* STATED PROBLEM:
Repeat the data word for word. Do not include the pictures.
---- DATA FOR THIS TASK
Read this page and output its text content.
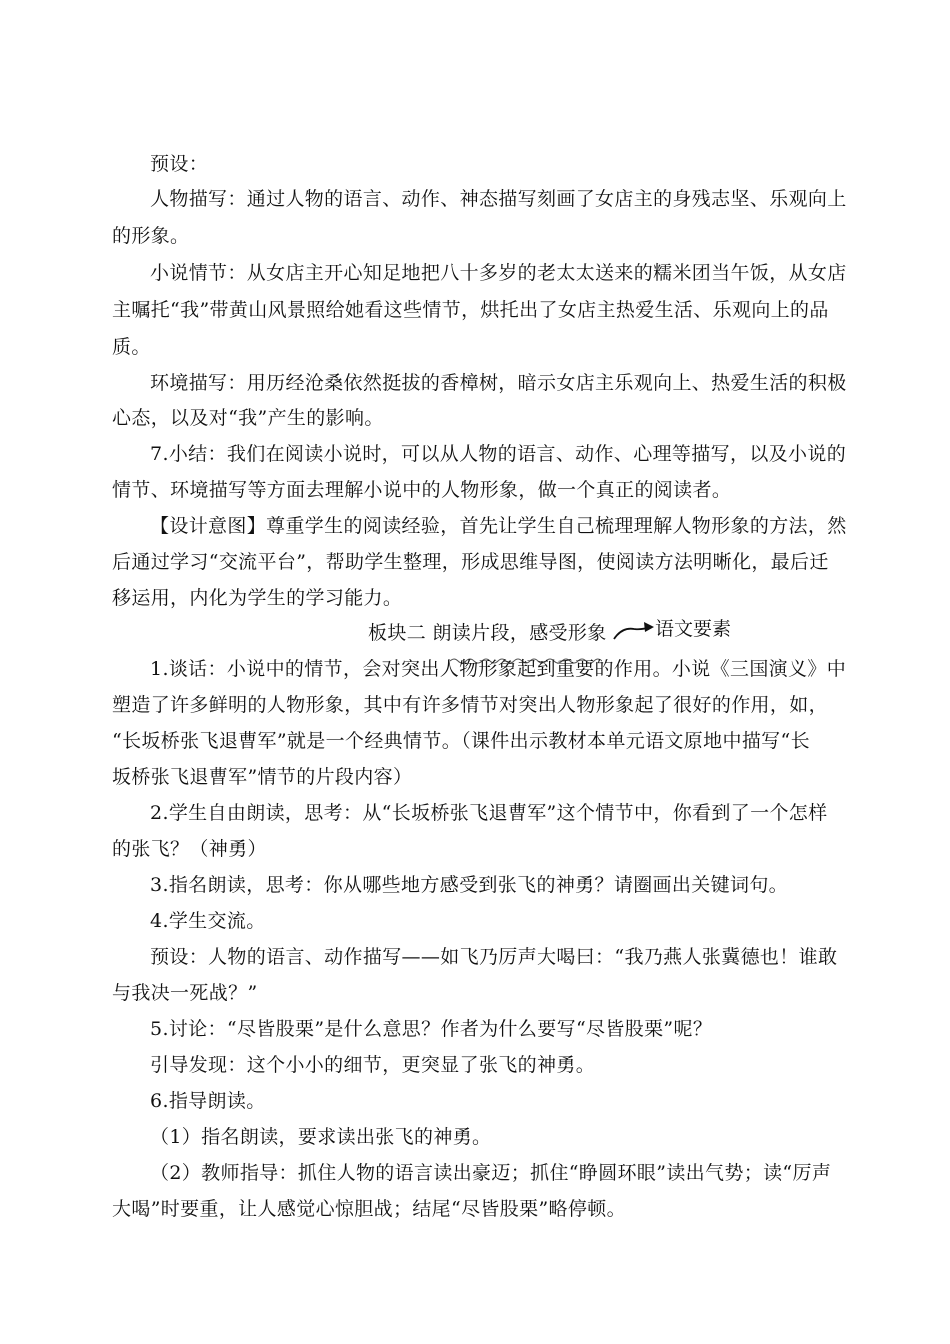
预设：
人物描写：通过人物的语言、动作、神态描写刻画了女店主的身残志坚、乐观向上
的形象。
小说情节：从女店主开心知足地把八十多岁的老太太送来的糯米团当午饭，从女店
主嘱托“我”带黄山风景照给她看这些情节，烘托出了女店主热爱生活、乐观向上的品
质。
环境描写：用历经沧桑依然挺拔的香樟树，暗示女店主乐观向上、热爱生活的积极
心态，以及对“我”产生的影响。
7.小结：我们在阅读小说时，可以从人物的语言、动作、心理等描写，以及小说的
情节、环境描写等方面去理解小说中的人物形象，做一个真正的阅读者。
【设计意图】尊重学生的阅读经验，首先让学生自己梳理理解人物形象的方法，然
后通过学习“交流平台”，帮助学生整理，形成思维导图，使阅读方法明晰化，最后迁
移运用，内化为学生的学习能力。
板块二 朗读片段，感受形象	语文要素
1.谈话：小说中的情节，会对突出人物形象起到重要的作用。小说《三国演义》中
塑造了许多鲜明的人物形象，其中有许多情节对突出人物形象起了很好的作用，如，
“长坂桥张飞退曹军”就是一个经典情节。（课件出示教材本单元语文原地中描写“长
坂桥张飞退曹军”情节的片段内容）
2.学生自由朗读，思考：从“长坂桥张飞退曹军”这个情节中，你看到了一个怎样
的张飞？（神勇）
3.指名朗读，思考：你从哪些地方感受到张飞的神勇？请圈画出关键词句。
4.学生交流。
预设：人物的语言、动作描写——如飞乃厉声大喝曰：“我乃燕人张冀德也！谁敢
与我决一死战？”
5.讨论：“尽皆股栗”是什么意思？作者为什么要写“尽皆股栗”呢？
引导发现：这个小小的细节，更突显了张飞的神勇。
6.指导朗读。
（1）指名朗读，要求读出张飞的神勇。
（2）教师指导：抓住人物的语言读出豪迈；抓住“睁圆环眼”读出气势；读“厉声
大喝”时要重，让人感觉心惊胆战；结尾“尽皆股栗”略停顿。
--------
* OUTPUT FOR THIS EXERCISE:
Read this page and output its text content.
预设：
人物描写：通过人物的语言、动作、神态描写刻画了女店主的身残志坚、乐观向上
的形象。
小说情节：从女店主开心知足地把八十多岁的老太太送来的糯米团当午饭，从女店
主嘱托“我”带黄山风景照给她看这些情节，烘托出了女店主热爱生活、乐观向上的品
质。
环境描写：用历经沧桑依然挺拔的香樟树，暗示女店主乐观向上、热爱生活的积极
心态，以及对“我”产生的影响。
7.小结：我们在阅读小说时，可以从人物的语言、动作、心理等描写，以及小说的
情节、环境描写等方面去理解小说中的人物形象，做一个真正的阅读者。
【设计意图】尊重学生的阅读经验，首先让学生自己梳理理解人物形象的方法，然
后通过学习“交流平台”，帮助学生整理，形成思维导图，使阅读方法明晰化，最后迁
移运用，内化为学生的学习能力。
板块二 朗读片段，感受形象	语文要素
1.谈话：小说中的情节，会对突出人物形象起到重要的作用。小说《三国演义》中
塑造了许多鲜明的人物形象，其中有许多情节对突出人物形象起了很好的作用，如，
“长坂桥张飞退曹军”就是一个经典情节。（课件出示教材本单元语文原地中描写“长
坂桥张飞退曹军”情节的片段内容）
2.学生自由朗读，思考：从“长坂桥张飞退曹军”这个情节中，你看到了一个怎样
的张飞？（神勇）
3.指名朗读，思考：你从哪些地方感受到张飞的神勇？请圈画出关键词句。
4.学生交流。
预设：人物的语言、动作描写——如飞乃厉声大喝曰：“我乃燕人张冀德也！谁敢
与我决一死战？”
5.讨论：“尽皆股栗”是什么意思？作者为什么要写“尽皆股栗”呢？
引导发现：这个小小的细节，更突显了张飞的神勇。
6.指导朗读。
（1）指名朗读，要求读出张飞的神勇。
（2）教师指导：抓住人物的语言读出豪迈；抓住“睁圆环眼”读出气势；读“厉声
大喝”时要重，让人感觉心惊胆战；结尾“尽皆股栗”略停顿。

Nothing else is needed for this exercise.